[Saved entries]
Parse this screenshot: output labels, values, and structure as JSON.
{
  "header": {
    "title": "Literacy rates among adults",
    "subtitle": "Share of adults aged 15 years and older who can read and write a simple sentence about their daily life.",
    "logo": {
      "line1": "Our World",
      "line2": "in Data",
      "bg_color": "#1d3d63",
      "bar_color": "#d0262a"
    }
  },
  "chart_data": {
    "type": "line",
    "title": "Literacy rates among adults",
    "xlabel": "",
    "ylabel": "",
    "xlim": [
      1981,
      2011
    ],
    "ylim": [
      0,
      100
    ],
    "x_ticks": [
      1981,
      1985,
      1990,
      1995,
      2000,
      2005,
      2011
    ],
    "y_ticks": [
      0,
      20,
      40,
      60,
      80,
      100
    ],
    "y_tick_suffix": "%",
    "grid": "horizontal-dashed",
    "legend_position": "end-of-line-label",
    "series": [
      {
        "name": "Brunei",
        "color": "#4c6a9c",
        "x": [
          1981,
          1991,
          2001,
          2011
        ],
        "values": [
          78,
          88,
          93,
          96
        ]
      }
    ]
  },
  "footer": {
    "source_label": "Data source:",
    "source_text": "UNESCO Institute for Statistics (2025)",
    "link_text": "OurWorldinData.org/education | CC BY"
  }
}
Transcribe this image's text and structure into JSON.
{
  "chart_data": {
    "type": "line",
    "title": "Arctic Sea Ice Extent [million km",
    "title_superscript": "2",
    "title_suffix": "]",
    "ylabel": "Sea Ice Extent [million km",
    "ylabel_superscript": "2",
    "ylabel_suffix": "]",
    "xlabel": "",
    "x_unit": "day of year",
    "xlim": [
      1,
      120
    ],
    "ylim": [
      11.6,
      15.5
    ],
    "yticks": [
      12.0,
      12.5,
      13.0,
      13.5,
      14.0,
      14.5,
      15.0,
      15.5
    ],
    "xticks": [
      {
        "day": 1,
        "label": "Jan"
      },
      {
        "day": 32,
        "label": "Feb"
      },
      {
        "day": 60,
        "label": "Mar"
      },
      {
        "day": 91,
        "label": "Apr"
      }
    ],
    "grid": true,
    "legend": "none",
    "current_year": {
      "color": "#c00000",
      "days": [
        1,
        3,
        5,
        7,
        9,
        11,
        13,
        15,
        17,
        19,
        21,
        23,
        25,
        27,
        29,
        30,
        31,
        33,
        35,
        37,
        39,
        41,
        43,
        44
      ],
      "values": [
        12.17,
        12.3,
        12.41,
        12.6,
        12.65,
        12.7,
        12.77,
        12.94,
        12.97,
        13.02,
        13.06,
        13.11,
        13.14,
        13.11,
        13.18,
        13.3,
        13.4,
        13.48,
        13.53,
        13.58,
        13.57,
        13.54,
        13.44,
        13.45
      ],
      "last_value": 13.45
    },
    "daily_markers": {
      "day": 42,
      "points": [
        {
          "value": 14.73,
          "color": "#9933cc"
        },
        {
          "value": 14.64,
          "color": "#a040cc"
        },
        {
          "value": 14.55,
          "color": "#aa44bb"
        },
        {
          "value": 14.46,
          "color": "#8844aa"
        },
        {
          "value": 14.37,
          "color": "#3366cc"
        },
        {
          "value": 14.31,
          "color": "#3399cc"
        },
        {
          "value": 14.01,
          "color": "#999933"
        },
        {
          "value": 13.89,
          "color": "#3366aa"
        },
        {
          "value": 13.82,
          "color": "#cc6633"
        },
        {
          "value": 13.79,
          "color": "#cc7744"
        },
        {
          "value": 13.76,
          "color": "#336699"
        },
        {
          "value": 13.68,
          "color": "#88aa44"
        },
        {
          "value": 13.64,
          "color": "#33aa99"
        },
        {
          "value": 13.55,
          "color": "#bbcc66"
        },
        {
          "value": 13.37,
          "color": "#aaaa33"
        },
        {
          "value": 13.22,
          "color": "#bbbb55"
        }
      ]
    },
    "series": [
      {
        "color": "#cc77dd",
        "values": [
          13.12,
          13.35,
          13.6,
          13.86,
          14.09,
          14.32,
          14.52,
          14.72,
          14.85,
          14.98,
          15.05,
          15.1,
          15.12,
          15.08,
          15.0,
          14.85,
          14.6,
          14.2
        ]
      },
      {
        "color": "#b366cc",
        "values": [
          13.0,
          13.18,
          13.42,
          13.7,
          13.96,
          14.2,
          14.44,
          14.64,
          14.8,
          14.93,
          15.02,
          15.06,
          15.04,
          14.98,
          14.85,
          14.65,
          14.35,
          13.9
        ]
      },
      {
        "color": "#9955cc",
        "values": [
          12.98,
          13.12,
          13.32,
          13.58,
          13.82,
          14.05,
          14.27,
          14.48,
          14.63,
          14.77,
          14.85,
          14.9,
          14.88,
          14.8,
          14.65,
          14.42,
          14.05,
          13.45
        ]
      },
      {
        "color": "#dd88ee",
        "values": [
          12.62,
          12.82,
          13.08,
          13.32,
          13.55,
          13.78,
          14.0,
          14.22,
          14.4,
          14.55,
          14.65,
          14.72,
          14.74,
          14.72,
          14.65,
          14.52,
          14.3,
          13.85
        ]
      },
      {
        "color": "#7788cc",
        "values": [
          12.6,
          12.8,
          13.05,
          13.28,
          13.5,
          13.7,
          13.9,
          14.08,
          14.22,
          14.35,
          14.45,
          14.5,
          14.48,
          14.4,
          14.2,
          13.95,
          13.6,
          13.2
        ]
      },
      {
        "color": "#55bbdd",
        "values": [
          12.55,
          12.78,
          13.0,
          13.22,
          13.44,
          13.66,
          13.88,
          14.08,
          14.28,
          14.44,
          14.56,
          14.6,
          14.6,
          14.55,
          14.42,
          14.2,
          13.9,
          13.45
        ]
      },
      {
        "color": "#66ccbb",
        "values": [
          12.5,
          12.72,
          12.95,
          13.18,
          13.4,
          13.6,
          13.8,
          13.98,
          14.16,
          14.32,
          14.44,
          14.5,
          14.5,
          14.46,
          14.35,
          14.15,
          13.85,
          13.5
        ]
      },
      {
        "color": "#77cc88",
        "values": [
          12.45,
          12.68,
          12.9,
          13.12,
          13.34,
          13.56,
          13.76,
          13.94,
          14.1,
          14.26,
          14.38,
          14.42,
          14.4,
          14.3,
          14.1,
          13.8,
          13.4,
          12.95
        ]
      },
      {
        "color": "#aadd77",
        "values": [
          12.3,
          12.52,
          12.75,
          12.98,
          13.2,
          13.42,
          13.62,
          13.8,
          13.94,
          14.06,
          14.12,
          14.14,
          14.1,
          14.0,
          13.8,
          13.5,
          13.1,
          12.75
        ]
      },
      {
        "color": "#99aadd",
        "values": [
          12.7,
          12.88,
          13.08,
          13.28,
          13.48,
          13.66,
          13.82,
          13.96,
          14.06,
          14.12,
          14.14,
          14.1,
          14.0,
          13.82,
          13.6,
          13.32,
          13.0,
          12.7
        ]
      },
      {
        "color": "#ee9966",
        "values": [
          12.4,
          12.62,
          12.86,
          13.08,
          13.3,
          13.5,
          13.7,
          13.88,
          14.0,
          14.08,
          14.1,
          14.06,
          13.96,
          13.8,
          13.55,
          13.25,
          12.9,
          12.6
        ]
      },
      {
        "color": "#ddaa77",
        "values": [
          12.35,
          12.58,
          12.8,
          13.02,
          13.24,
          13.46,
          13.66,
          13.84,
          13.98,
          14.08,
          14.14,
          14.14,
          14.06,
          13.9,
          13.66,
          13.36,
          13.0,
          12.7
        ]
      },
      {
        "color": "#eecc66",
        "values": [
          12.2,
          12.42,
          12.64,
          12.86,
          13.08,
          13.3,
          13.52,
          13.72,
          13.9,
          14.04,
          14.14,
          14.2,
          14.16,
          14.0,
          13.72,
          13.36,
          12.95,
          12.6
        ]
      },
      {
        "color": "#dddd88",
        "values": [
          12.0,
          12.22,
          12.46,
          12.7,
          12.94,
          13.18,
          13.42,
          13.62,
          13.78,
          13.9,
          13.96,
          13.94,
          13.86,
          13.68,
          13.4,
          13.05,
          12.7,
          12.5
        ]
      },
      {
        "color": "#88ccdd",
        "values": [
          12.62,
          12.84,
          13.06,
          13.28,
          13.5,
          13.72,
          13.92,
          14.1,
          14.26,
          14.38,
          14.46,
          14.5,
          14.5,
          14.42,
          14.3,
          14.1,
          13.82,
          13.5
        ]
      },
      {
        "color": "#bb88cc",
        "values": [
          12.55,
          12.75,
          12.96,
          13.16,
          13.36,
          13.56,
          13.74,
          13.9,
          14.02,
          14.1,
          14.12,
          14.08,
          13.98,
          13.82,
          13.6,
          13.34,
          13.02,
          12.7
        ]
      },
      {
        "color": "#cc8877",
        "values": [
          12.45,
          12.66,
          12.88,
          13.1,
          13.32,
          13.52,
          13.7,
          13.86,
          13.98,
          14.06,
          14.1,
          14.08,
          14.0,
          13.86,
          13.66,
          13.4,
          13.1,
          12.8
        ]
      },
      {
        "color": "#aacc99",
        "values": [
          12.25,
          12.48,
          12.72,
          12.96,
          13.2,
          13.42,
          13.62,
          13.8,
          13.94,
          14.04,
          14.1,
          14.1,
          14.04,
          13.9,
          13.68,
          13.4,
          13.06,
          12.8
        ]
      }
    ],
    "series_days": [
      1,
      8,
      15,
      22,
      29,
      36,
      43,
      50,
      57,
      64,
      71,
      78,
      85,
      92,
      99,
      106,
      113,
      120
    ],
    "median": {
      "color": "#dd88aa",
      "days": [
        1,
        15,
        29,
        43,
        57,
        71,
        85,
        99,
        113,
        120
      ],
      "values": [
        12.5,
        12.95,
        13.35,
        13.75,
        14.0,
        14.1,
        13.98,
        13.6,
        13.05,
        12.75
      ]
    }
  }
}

#### [Exercise aim]
Select every line in the records above that contains the word "million".

#### [Solution for this task]
    "title": "Arctic Sea Ice Extent [million km",
    "ylabel": "Sea Ice Extent [million km",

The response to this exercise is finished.